Show me every line in the listing that has the word "Colon".

··· Records for this task ···

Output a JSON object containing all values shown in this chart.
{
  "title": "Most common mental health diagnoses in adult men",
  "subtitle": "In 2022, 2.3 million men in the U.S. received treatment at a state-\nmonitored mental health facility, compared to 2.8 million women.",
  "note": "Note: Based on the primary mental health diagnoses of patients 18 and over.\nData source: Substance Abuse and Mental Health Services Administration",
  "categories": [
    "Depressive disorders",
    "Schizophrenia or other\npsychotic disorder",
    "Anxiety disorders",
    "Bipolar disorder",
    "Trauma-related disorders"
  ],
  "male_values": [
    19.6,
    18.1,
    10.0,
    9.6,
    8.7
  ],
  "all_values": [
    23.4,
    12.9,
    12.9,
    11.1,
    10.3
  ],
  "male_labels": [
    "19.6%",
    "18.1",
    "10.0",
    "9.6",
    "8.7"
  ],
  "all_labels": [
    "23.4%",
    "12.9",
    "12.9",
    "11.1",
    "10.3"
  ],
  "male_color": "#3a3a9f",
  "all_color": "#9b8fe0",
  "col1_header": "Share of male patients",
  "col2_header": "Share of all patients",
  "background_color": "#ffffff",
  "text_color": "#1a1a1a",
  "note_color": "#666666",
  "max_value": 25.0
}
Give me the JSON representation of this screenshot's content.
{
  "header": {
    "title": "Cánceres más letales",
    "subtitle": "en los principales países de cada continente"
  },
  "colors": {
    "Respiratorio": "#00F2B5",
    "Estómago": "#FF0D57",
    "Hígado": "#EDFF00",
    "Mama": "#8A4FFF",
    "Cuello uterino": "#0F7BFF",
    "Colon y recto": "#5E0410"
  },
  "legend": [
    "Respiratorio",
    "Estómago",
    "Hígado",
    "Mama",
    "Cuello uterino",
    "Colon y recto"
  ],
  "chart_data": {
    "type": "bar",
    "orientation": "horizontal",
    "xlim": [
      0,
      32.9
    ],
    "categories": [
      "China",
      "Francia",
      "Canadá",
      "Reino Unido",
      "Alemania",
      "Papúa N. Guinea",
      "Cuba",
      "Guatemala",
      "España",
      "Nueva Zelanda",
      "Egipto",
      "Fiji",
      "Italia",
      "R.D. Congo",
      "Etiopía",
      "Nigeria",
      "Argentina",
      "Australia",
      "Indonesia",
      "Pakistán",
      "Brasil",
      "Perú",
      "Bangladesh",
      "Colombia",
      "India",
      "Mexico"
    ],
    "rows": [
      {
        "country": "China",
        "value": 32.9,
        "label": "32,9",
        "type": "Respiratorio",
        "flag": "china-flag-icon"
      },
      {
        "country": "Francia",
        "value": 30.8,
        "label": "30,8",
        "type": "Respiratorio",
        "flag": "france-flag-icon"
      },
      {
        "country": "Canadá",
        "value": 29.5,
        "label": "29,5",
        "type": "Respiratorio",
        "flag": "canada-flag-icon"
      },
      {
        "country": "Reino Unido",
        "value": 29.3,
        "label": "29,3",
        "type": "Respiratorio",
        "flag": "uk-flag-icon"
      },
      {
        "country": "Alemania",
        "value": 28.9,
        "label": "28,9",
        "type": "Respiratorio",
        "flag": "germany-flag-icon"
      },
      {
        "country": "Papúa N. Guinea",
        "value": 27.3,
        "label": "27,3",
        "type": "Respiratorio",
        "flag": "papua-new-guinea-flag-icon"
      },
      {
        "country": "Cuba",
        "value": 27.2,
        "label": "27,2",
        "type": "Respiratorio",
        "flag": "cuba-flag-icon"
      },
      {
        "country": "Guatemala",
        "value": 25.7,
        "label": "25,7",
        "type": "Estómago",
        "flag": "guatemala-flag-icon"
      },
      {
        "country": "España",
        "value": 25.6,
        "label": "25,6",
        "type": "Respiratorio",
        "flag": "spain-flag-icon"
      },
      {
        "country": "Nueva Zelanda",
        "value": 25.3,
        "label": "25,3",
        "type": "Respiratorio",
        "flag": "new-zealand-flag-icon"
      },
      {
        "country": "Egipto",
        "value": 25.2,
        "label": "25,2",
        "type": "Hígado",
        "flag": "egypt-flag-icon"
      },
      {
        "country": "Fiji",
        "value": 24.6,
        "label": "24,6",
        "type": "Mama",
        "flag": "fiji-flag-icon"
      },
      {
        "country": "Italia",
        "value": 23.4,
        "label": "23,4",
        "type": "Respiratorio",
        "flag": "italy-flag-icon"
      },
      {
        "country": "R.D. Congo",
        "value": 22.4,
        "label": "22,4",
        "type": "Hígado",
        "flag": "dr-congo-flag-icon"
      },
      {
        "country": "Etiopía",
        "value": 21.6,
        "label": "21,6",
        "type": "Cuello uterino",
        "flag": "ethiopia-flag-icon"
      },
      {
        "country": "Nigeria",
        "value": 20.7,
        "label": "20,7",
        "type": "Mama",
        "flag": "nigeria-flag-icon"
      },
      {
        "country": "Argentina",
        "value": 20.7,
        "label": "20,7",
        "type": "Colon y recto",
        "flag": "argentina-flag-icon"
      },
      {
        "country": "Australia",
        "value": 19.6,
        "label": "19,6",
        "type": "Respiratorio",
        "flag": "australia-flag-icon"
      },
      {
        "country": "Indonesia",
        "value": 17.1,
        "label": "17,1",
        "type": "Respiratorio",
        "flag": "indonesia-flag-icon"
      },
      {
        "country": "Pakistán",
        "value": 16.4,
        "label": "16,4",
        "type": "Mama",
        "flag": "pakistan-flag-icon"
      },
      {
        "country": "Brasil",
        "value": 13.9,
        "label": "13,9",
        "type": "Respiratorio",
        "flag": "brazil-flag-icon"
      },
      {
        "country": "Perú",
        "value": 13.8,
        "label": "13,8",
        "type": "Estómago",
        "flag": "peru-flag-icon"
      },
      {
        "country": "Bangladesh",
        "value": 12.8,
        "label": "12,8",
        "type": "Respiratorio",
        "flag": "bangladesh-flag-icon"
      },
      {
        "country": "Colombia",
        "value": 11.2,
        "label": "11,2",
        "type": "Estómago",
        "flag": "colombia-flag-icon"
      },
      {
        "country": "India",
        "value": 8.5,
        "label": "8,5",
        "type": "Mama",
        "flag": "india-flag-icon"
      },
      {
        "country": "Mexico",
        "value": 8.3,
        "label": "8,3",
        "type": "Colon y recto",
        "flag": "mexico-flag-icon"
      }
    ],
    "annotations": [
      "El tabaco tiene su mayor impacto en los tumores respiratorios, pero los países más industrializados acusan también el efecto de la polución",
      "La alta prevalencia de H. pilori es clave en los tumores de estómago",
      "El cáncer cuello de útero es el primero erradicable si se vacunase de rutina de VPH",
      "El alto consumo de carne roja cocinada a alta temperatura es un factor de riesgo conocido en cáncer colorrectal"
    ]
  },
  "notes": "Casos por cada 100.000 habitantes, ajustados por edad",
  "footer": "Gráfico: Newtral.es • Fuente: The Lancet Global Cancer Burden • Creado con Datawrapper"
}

···

**Exercise solution:**
    "Colon y recto": "#5E0410"
    "Colon y recto"
        "type": "Colon y recto",
        "type": "Colon y recto",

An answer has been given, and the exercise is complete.